▸ **Page excerpt**:
I recently stumbled upon Justin Kan’s old post The First Time I Used Programming at Work.

The post reminded me of my time at Rangespan – where my colleague and friend, Charles Dupont, wrote an excellent article on why learning SQL is important for any business team.

The article describes how, through the use of data, a small team managed to automate 90% of repeatable tasks (obviously a huge time saver) and enabled individuals to delve deeper into the reasons why specific actions were successful or not.

Having taken the leap early on, any new hire was able to use data to learn and develop effectively – and that’s how I got started in Business Intelligence.1

This short blog post reflects on how Looker has changed the way we work at Yieldify by empowering employees with easily accessible data – here we go.

Business Intelligence or Intelligent Business?

Since being deployed, the Business Intelligence (BI) team hasn’t become a bottleneck for data – instead we’ve thrived as a sounding board for feedback from various teams, helping decipher what information is needed to drive growth. The most recent example of this is the integration of Hubspot with our systems to measure the impact of our Content Marketing on Inbound leads.

So, what else has Looker enabled our BI team to do?

  • Decisions are all backed by data – every request can now be answered in seconds, the simple interface allows anyone to easily run a report to test their assumptions. This has made all our teams smarter in how we do business. Making decisions that actually impact clients and their campaigns – understanding success to make everyone successful.
  • Automate everything that is repeatable – once we know what we need, automate the report to ensure that you can work on the highest value action. The BI team is pushing more notification reports to be built in Looker to ensure we can see the root cause there and then.
  • Challenging the current processes – we learn more from accurate and clean observations of our processes. Testing various legacy actions to see whether they apply: one of our Account Managers has even started creating an improved Client Report.

▸ **Data section**:
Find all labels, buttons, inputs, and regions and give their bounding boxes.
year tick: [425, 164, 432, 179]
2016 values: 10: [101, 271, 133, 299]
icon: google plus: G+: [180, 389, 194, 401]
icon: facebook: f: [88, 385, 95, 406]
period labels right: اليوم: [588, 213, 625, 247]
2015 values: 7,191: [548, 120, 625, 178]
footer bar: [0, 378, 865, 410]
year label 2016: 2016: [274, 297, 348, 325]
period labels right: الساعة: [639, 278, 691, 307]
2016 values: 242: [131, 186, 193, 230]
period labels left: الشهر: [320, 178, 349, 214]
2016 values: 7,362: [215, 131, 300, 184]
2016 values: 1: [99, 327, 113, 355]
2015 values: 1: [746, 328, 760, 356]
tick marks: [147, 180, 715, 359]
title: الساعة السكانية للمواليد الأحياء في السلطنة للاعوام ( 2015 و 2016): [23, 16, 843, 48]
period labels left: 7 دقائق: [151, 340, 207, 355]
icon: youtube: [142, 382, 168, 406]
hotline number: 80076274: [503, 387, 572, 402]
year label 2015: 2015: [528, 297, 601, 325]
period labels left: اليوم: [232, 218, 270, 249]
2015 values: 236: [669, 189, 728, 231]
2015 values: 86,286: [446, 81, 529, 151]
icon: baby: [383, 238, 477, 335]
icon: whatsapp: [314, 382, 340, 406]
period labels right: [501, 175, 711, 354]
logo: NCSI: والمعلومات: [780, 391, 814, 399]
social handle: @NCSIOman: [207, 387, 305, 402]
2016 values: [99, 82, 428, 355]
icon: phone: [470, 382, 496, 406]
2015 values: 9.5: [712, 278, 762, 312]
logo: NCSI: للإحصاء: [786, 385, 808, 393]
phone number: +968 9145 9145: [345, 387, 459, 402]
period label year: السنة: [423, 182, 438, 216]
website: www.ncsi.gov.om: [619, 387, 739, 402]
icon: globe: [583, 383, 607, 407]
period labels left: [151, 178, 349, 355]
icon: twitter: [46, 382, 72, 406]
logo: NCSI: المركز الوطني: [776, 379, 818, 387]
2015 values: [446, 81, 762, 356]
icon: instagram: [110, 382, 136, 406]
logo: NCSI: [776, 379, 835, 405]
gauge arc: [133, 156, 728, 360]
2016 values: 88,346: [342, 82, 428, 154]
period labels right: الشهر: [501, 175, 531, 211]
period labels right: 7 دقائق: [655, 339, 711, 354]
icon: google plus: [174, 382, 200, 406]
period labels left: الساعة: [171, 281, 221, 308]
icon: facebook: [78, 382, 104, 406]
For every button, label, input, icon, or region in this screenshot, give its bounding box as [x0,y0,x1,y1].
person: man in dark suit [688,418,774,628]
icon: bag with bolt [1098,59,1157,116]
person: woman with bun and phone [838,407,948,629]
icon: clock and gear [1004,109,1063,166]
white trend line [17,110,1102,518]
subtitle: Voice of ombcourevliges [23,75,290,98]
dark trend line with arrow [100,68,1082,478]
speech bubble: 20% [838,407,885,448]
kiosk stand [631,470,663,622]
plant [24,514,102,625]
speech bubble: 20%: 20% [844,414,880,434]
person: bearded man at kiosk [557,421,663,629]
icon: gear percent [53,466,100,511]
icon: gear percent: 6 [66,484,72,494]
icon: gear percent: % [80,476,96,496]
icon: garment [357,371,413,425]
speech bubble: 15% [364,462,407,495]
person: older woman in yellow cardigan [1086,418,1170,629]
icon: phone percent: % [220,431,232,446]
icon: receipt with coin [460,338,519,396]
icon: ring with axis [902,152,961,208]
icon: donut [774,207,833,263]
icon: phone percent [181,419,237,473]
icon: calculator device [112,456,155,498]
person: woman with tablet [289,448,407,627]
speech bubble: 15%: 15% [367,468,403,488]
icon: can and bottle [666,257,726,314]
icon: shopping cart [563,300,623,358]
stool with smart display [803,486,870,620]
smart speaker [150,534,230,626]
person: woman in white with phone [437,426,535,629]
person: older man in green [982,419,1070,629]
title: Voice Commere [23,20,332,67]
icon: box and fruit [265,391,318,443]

▸ **Requests**:
**a)** How does the sentence "The most recent example of this is the integration of Hubspot with our systems to measure the impact of our Content Marketing on Inbound leads." from the blog post about Looker read in Spanish?
**b)** Rename "values" to "figures" in the entries, everything from the first one down to the line containing "footer bar: [0, 378, 865, 410]", and give only those lines again with nothing else changed.

▸ **Expected responses**:
**a)** El ejemplo más reciente de esto es la integración de Hubspot con nuestros sistemas para medir el impacto de nuestro marketing de contenidos en los clientes potenciales entrantes.

**b)**
Find all labels, buttons, inputs, and regions and give their bounding boxes.
year tick: [425, 164, 432, 179]
2016 figures: 10: [101, 271, 133, 299]
icon: google plus: G+: [180, 389, 194, 401]
icon: facebook: f: [88, 385, 95, 406]
period labels right: اليوم: [588, 213, 625, 247]
2015 figures: 7,191: [548, 120, 625, 178]
footer bar: [0, 378, 865, 410]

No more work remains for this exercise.